The input
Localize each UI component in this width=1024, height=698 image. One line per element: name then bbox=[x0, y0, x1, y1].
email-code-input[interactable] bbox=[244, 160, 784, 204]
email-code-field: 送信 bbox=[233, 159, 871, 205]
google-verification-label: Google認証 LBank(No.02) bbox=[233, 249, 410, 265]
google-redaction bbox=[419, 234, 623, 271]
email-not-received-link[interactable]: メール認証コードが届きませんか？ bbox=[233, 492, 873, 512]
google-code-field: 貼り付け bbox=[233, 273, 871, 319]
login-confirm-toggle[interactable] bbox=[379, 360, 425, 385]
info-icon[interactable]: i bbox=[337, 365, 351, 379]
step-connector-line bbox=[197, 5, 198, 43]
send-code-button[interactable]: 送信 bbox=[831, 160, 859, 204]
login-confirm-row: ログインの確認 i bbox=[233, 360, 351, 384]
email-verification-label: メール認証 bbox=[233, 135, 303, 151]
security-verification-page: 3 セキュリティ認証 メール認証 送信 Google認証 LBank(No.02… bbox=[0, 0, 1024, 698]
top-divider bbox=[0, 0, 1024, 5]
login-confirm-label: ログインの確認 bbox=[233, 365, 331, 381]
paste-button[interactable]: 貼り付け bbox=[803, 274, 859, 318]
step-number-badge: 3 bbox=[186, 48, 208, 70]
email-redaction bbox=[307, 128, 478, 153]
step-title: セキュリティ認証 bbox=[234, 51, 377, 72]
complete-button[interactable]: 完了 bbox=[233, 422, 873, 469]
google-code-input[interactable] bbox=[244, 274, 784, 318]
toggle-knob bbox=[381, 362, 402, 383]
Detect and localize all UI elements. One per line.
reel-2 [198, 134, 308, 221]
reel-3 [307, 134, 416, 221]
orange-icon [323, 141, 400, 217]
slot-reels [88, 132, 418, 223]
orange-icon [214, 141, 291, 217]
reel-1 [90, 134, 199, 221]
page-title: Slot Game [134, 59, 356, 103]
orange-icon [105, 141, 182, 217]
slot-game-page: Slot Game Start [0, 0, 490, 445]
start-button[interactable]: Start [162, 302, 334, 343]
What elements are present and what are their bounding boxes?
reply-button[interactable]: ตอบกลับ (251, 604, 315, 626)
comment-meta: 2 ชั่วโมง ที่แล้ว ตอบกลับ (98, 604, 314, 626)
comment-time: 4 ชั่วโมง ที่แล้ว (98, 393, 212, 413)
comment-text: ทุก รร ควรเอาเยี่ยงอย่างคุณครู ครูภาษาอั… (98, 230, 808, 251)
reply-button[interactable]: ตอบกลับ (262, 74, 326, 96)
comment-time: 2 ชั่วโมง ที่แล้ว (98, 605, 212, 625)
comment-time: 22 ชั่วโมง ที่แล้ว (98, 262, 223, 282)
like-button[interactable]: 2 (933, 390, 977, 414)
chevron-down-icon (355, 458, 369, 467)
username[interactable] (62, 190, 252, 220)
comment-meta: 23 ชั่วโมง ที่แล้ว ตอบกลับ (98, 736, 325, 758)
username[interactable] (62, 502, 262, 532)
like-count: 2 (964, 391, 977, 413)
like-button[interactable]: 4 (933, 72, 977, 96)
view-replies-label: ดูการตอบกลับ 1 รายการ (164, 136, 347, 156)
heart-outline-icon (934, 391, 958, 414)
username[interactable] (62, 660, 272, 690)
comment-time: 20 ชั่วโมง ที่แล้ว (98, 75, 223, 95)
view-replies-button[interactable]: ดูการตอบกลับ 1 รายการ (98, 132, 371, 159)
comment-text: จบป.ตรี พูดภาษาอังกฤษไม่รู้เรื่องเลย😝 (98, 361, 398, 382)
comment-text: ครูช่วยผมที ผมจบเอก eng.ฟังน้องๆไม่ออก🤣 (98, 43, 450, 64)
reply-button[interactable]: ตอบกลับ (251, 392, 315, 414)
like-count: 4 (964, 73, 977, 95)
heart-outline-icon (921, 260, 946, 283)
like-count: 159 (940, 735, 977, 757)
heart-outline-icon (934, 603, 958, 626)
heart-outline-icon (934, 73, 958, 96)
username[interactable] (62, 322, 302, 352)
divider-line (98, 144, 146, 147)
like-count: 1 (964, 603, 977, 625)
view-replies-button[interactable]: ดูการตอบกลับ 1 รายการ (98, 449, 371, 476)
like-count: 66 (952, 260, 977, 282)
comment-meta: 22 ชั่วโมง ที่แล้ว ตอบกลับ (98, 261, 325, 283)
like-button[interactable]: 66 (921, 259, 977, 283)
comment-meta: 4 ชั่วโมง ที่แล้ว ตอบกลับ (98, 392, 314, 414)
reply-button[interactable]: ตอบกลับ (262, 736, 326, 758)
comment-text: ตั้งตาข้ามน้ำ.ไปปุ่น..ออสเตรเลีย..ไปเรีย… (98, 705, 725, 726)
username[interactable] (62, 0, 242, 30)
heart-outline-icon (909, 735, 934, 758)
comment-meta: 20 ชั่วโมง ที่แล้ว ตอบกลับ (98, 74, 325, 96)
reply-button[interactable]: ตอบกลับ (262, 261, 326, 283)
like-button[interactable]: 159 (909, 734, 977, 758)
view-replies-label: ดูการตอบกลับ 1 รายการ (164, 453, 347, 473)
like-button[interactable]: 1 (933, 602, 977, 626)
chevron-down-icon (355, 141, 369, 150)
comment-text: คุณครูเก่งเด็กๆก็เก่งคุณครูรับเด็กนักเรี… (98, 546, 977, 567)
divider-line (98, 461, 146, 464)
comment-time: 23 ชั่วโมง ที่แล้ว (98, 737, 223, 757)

What you will do
Present every line of the material above as a Markdown table with the columns Row and Line text. Number the rows in order and leave out any blank lines.

Complete response
| Row | Line text |
|---|---|
| 1 | Localize each UI component in this width=1024, height=698 image. One line per element: name then bbox=[x0, y0, x1, y1]. |
| 2 | email-code-input[interactable] bbox=[244, 160, 784, 204] |
| 3 | email-code-field: 送信 bbox=[233, 159, 871, 205] |
| 4 | google-verification-label: Google認証 LBank(No.02) bbox=[233, 249, 410, 265] |
| 5 | google-redaction bbox=[419, 234, 623, 271] |
| 6 | email-not-received-link[interactable]: メール認証コードが届きませんか？ bbox=[233, 492, 873, 512] |
| 7 | google-code-field: 貼り付け bbox=[233, 273, 871, 319] |
| 8 | login-confirm-toggle[interactable] bbox=[379, 360, 425, 385] |
| 9 | info-icon[interactable]: i bbox=[337, 365, 351, 379] |
| 10 | step-connector-line bbox=[197, 5, 198, 43] |
| 11 | send-code-button[interactable]: 送信 bbox=[831, 160, 859, 204] |
| 12 | login-confirm-row: ログインの確認 i bbox=[233, 360, 351, 384] |
| 13 | email-verification-label: メール認証 bbox=[233, 135, 303, 151] |
| 14 | security-verification-page: 3 セキュリティ認証 メール認証 送信 Google認証 LBank(No.02… bbox=[0, 0, 1024, 698] |
| 15 | top-divider bbox=[0, 0, 1024, 5] |
| 16 | login-confirm-label: ログインの確認 bbox=[233, 365, 331, 381] |
| 17 | paste-button[interactable]: 貼り付け bbox=[803, 274, 859, 318] |
| 18 | step-number-badge: 3 bbox=[186, 48, 208, 70] |
| 19 | email-redaction bbox=[307, 128, 478, 153] |
| 20 | step-title: セキュリティ認証 bbox=[234, 51, 377, 72] |
| 21 | complete-button[interactable]: 完了 bbox=[233, 422, 873, 469] |
| 22 | google-code-input[interactable] bbox=[244, 274, 784, 318] |
| 23 | toggle-knob bbox=[381, 362, 402, 383] |
| 24 | Detect and localize all UI elements. One per line. |
| 25 | reel-2 [198, 134, 308, 221] |
| 26 | reel-3 [307, 134, 416, 221] |
| 27 | orange-icon [323, 141, 400, 217] |
| 28 | slot-reels [88, 132, 418, 223] |
| 29 | orange-icon [214, 141, 291, 217] |
| 30 | reel-1 [90, 134, 199, 221] |
| 31 | page-title: Slot Game [134, 59, 356, 103] |
| 32 | orange-icon [105, 141, 182, 217] |
| 33 | slot-game-page: Slot Game Start [0, 0, 490, 445] |
| 34 | start-button[interactable]: Start [162, 302, 334, 343] |
| 35 | What elements are present and what are their bounding boxes? |
| 36 | reply-button[interactable]: ตอบกลับ (251, 604, 315, 626) |
| 37 | comment-meta: 2 ชั่วโมง ที่แล้ว ตอบกลับ (98, 604, 314, 626) |
| 38 | comment-time: 4 ชั่วโมง ที่แล้ว (98, 393, 212, 413) |
| 39 | comment-text: ทุก รร ควรเอาเยี่ยงอย่างคุณครู ครูภาษาอั… (98, 230, 808, 251) |
| 40 | reply-button[interactable]: ตอบกลับ (262, 74, 326, 96) |
| 41 | comment-time: 2 ชั่วโมง ที่แล้ว (98, 605, 212, 625) |
| 42 | comment-time: 22 ชั่วโมง ที่แล้ว (98, 262, 223, 282) |
| 43 | like-button[interactable]: 2 (933, 390, 977, 414) |
| 44 | chevron-down-icon (355, 458, 369, 467) |
| 45 | username[interactable] (62, 190, 252, 220) |
| 46 | comment-meta: 23 ชั่วโมง ที่แล้ว ตอบกลับ (98, 736, 325, 758) |
| 47 | username[interactable] (62, 502, 262, 532) |
| 48 | like-count: 2 (964, 391, 977, 413) |
| 49 | like-button[interactable]: 4 (933, 72, 977, 96) |
| 50 | view-replies-label: ดูการตอบกลับ 1 รายการ (164, 136, 347, 156) |
| 51 | heart-outline-icon (934, 391, 958, 414) |
| 52 | username[interactable] (62, 660, 272, 690) |
| 53 | comment-time: 20 ชั่วโมง ที่แล้ว (98, 75, 223, 95) |
| 54 | view-replies-button[interactable]: ดูการตอบกลับ 1 รายการ (98, 132, 371, 159) |
| 55 | comment-text: จบป.ตรี พูดภาษาอังกฤษไม่รู้เรื่องเลย😝 (98, 361, 398, 382) |
| 56 | comment-text: ครูช่วยผมที ผมจบเอก eng.ฟังน้องๆไม่ออก🤣 (98, 43, 450, 64) |
| 57 | reply-button[interactable]: ตอบกลับ (251, 392, 315, 414) |
| 58 | like-count: 4 (964, 73, 977, 95) |
| 59 | heart-outline-icon (921, 260, 946, 283) |
| 60 | like-count: 159 (940, 735, 977, 757) |
| 61 | heart-outline-icon (934, 603, 958, 626) |
| 62 | heart-outline-icon (934, 73, 958, 96) |
| 63 | username[interactable] (62, 322, 302, 352) |
| 64 | divider-line (98, 144, 146, 147) |
| 65 | like-count: 1 (964, 603, 977, 625) |
| 66 | view-replies-button[interactable]: ดูการตอบกลับ 1 รายการ (98, 449, 371, 476) |
| 67 | like-count: 66 (952, 260, 977, 282) |
| 68 | comment-meta: 22 ชั่วโมง ที่แล้ว ตอบกลับ (98, 261, 325, 283) |
| 69 | like-button[interactable]: 66 (921, 259, 977, 283) |
| 70 | comment-meta: 4 ชั่วโมง ที่แล้ว ตอบกลับ (98, 392, 314, 414) |
| 71 | reply-button[interactable]: ตอบกลับ (262, 736, 326, 758) |
| 72 | comment-text: ตั้งตาข้ามน้ำ.ไปปุ่น..ออสเตรเลีย..ไปเรีย… (98, 705, 725, 726) |
| 73 | username[interactable] (62, 0, 242, 30) |
| 74 | heart-outline-icon (909, 735, 934, 758) |
| 75 | comment-meta: 20 ชั่วโมง ที่แล้ว ตอบกลับ (98, 74, 325, 96) |
| 76 | reply-button[interactable]: ตอบกลับ (262, 261, 326, 283) |
| 77 | like-button[interactable]: 159 (909, 734, 977, 758) |
| 78 | view-replies-label: ดูการตอบกลับ 1 รายการ (164, 453, 347, 473) |
| 79 | like-button[interactable]: 1 (933, 602, 977, 626) |
| 80 | chevron-down-icon (355, 141, 369, 150) |
| 81 | comment-text: คุณครูเก่งเด็กๆก็เก่งคุณครูรับเด็กนักเรี… (98, 546, 977, 567) |
| 82 | divider-line (98, 461, 146, 464) |
| 83 | comment-time: 23 ชั่วโมง ที่แล้ว (98, 737, 223, 757) |